== YOUR GOAL ==
Say how many lines include "grid", with no words around the number.

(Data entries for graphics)
--- BEGIN ---
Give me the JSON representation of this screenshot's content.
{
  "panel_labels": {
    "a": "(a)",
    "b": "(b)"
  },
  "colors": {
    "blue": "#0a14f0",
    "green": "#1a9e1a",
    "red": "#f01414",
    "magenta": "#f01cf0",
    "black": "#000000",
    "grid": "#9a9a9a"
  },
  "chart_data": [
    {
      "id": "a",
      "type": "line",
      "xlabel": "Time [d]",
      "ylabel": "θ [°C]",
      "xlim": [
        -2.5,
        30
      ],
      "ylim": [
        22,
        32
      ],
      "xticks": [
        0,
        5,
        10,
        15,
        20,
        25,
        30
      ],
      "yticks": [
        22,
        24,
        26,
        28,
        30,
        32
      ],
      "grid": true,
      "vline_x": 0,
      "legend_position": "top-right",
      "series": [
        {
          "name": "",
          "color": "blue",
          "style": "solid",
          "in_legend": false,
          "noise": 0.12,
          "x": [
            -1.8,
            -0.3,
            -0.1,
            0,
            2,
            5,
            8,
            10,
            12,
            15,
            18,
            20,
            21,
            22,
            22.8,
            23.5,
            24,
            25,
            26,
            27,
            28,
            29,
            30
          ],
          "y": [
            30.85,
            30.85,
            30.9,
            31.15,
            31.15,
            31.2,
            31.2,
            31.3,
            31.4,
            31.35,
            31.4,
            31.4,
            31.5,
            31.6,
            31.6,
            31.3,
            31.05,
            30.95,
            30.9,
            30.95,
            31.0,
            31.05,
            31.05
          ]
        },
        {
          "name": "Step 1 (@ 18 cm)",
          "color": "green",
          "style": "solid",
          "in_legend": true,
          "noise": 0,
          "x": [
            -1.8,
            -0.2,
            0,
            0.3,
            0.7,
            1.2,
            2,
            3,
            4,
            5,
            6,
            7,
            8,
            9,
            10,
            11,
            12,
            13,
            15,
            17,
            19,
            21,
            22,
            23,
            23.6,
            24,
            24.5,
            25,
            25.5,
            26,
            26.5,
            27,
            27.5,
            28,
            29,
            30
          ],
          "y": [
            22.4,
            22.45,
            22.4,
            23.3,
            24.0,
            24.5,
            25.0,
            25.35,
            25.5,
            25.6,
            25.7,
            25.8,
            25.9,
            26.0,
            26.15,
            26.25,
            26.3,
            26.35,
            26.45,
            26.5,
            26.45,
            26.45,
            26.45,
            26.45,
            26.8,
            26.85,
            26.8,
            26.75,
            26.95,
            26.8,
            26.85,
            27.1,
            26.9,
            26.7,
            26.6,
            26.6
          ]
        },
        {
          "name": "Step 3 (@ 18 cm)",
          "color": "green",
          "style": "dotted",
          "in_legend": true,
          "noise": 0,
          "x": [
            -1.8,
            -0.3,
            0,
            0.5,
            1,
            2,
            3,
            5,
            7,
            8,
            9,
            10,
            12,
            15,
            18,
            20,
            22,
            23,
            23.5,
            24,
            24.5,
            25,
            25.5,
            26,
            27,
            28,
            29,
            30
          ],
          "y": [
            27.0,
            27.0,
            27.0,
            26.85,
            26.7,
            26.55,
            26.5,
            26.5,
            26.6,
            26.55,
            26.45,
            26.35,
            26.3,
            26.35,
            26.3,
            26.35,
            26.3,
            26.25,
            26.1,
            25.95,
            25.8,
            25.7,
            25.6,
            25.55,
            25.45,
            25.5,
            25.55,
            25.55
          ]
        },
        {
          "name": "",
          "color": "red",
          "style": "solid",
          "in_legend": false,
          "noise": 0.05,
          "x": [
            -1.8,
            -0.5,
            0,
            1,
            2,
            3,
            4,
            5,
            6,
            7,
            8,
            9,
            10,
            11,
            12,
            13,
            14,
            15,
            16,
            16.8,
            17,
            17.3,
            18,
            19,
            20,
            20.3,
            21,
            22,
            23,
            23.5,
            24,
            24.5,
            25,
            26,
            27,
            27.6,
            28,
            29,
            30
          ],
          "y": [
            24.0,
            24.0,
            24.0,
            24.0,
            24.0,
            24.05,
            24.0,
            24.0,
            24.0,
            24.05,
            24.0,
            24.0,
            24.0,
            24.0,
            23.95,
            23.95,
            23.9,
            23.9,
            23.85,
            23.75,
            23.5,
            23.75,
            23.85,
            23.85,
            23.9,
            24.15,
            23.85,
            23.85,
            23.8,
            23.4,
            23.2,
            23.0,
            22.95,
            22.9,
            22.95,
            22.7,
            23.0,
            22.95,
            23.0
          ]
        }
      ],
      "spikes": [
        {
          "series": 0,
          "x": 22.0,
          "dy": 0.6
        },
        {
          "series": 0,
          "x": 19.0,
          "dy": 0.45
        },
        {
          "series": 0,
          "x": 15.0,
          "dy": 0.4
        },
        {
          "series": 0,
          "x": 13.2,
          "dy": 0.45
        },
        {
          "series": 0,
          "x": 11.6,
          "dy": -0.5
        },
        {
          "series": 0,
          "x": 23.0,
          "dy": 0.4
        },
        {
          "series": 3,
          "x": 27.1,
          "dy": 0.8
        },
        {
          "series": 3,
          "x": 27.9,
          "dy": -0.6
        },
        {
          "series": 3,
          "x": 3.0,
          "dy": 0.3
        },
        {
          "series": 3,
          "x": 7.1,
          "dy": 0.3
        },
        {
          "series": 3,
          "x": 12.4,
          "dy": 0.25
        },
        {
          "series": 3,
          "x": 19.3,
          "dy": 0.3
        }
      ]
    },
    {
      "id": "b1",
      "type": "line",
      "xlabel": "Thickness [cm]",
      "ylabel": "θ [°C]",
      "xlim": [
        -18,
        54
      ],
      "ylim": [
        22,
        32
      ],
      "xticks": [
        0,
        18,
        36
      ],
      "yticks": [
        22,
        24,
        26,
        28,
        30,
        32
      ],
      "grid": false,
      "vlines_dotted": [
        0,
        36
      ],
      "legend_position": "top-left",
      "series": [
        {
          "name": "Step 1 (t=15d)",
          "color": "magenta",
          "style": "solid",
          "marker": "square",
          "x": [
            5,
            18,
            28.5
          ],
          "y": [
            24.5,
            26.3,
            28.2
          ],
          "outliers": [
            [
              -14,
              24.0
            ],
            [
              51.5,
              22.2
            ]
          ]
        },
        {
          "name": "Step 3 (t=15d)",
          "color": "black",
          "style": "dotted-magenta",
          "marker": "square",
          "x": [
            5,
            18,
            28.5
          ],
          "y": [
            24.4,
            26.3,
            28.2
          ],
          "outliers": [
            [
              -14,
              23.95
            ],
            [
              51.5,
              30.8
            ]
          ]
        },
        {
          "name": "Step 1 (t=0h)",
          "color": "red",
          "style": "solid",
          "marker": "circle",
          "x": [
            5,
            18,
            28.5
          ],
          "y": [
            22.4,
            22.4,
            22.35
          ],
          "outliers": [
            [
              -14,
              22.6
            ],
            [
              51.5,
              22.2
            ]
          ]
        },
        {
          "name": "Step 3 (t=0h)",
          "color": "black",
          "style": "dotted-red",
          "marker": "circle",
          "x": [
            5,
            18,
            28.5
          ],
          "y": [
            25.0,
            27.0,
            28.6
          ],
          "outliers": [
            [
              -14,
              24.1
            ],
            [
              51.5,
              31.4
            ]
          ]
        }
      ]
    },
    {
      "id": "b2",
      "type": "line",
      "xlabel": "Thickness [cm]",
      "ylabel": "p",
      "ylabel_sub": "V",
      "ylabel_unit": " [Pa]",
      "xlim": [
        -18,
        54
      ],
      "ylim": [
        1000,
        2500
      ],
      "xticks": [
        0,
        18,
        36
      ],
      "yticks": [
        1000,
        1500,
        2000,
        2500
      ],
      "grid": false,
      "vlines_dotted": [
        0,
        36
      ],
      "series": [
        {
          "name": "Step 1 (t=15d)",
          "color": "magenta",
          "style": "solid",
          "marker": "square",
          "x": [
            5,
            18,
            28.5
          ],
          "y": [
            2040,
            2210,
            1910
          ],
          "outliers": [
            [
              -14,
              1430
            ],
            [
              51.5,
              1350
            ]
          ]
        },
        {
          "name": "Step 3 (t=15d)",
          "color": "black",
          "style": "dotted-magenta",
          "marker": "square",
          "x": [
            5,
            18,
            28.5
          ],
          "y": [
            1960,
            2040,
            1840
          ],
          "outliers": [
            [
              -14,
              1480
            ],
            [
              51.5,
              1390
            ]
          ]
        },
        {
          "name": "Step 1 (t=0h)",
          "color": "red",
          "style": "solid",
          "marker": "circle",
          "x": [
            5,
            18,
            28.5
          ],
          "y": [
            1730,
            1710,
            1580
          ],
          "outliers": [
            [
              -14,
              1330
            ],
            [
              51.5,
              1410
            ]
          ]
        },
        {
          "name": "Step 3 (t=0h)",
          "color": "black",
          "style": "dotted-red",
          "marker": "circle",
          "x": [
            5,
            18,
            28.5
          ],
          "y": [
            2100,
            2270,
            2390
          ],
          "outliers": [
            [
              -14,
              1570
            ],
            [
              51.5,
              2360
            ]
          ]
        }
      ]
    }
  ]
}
--- END ---
== EXERCISE ANSWER ==
4